INSTRUCTIONS FOR THE TASK.
Omit all pictures and give the records below again exactly as written.

▼▼▼

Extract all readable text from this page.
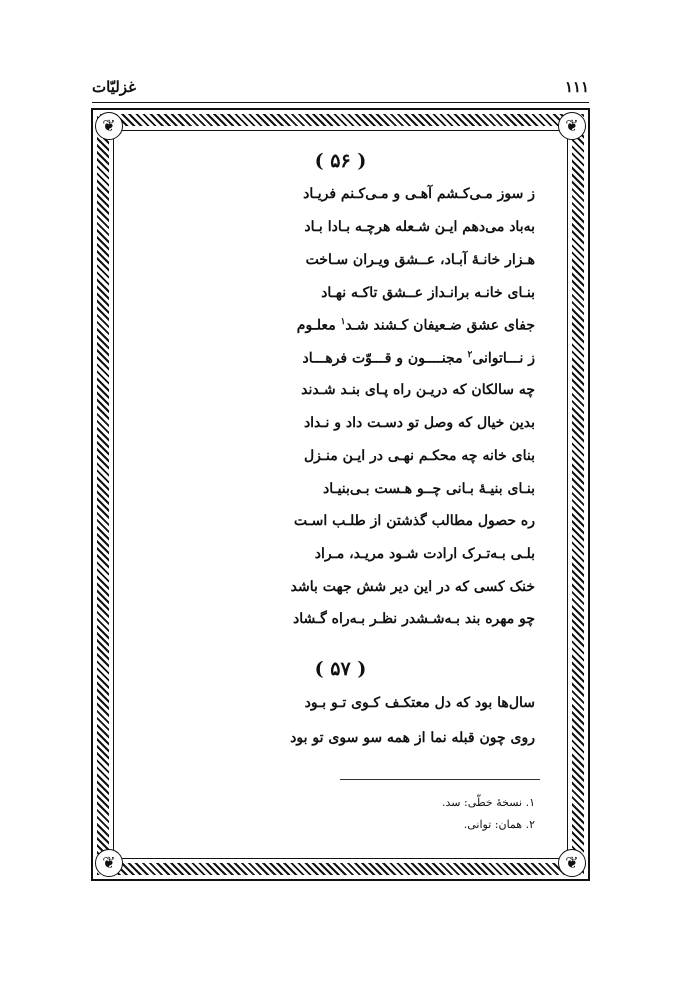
۱۱۱
غزلیّات
❦	❦
❦	❦
( ۵۶ )
ز سوز مـی‌کـشم آهـی و مـی‌کـنم فریـاد
به‌باد می‌دهم ایـن شـعله هرچـه بـادا بـاد
هـزار خانـهٔ آبـاد، عــشق ویـران سـاخت
بنـای خانـه برانـداز عــشق تاکـه نهـاد
جفای عشق ضـعیفان کـشند شـد$^۱$ معلـوم
ز نـــاتوانی$^۲$ مجنــــون و قـــوّت فرهـــاد
چه سالکان که دریـن راه پـای بنـد شـدند
بدین خیال که وصل تو دسـت داد و نـداد
بنای خانه چه محکـم نهـی در ایـن منـزل
بنـای بنیـهٔ بـانی چــو هـست بـی‌بنیـاد
ره حصول مطالب گذشتن از طلـب اسـت
بلـی بـه‌تـرک ارادت شـود مریـد، مـراد
خنک کسی که در این دیر شش جهت باشد
چو مهره بند بـه‌شـشدر نظـر بـه‌راه گـشاد
( ۵۷ )
سال‌ها بود که دل معتکـف کـوی تـو بـود
روی چون قبله نما از همه سو سوی تو بود
۱. نسخهٔ خطّی: سد.
۲. همان: توانی.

▲▲▲

EXERCISE RESPONSE.
Extract all readable text from this page.
۱۱۱
غزلیّات
❦	❦
❦	❦
( ۵۶ )
ز سوز مـی‌کـشم آهـی و مـی‌کـنم فریـاد
به‌باد می‌دهم ایـن شـعله هرچـه بـادا بـاد
هـزار خانـهٔ آبـاد، عــشق ویـران سـاخت
بنـای خانـه برانـداز عــشق تاکـه نهـاد
جفای عشق ضـعیفان کـشند شـد$^۱$ معلـوم
ز نـــاتوانی$^۲$ مجنــــون و قـــوّت فرهـــاد
چه سالکان که دریـن راه پـای بنـد شـدند
بدین خیال که وصل تو دسـت داد و نـداد
بنای خانه چه محکـم نهـی در ایـن منـزل
بنـای بنیـهٔ بـانی چــو هـست بـی‌بنیـاد
ره حصول مطالب گذشتن از طلـب اسـت
بلـی بـه‌تـرک ارادت شـود مریـد، مـراد
خنک کسی که در این دیر شش جهت باشد
چو مهره بند بـه‌شـشدر نظـر بـه‌راه گـشاد
( ۵۷ )
سال‌ها بود که دل معتکـف کـوی تـو بـود
روی چون قبله نما از همه سو سوی تو بود
۱. نسخهٔ خطّی: سد.
۲. همان: توانی.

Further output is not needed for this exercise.